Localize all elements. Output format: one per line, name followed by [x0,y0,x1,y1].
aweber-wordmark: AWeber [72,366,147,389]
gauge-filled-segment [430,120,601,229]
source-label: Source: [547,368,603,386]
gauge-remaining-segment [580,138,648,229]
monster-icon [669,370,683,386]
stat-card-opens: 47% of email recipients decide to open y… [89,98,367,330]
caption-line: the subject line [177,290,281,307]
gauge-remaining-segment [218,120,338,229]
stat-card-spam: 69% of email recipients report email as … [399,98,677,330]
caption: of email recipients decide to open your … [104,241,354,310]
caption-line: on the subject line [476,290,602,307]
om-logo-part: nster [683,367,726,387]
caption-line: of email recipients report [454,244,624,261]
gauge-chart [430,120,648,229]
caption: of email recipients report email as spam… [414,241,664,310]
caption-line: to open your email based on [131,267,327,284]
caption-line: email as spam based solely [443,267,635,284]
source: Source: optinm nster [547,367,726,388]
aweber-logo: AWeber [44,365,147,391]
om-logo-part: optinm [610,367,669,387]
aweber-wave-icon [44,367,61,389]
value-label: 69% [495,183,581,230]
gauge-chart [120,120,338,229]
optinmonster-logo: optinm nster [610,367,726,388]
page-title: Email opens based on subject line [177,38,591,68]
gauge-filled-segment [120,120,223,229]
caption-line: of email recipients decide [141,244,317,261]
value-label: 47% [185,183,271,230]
-*-
### Task directions
Can you copy every line of the items above word for word, leaving nothing out?

### Expected output
Localize all elements. Output format: one per line, name followed by [x0,y0,x1,y1].
aweber-wordmark: AWeber [72,366,147,389]
gauge-filled-segment [430,120,601,229]
source-label: Source: [547,368,603,386]
gauge-remaining-segment [580,138,648,229]
monster-icon [669,370,683,386]
stat-card-opens: 47% of email recipients decide to open y… [89,98,367,330]
caption-line: the subject line [177,290,281,307]
gauge-remaining-segment [218,120,338,229]
stat-card-spam: 69% of email recipients report email as … [399,98,677,330]
caption: of email recipients decide to open your … [104,241,354,310]
caption-line: on the subject line [476,290,602,307]
om-logo-part: nster [683,367,726,387]
caption-line: of email recipients report [454,244,624,261]
gauge-chart [430,120,648,229]
caption: of email recipients report email as spam… [414,241,664,310]
caption-line: to open your email based on [131,267,327,284]
caption-line: email as spam based solely [443,267,635,284]
source: Source: optinm nster [547,367,726,388]
aweber-logo: AWeber [44,365,147,391]
om-logo-part: optinm [610,367,669,387]
aweber-wave-icon [44,367,61,389]
value-label: 69% [495,183,581,230]
gauge-chart [120,120,338,229]
optinmonster-logo: optinm nster [610,367,726,388]
page-title: Email opens based on subject line [177,38,591,68]
gauge-filled-segment [120,120,223,229]
caption-line: of email recipients decide [141,244,317,261]
value-label: 47% [185,183,271,230]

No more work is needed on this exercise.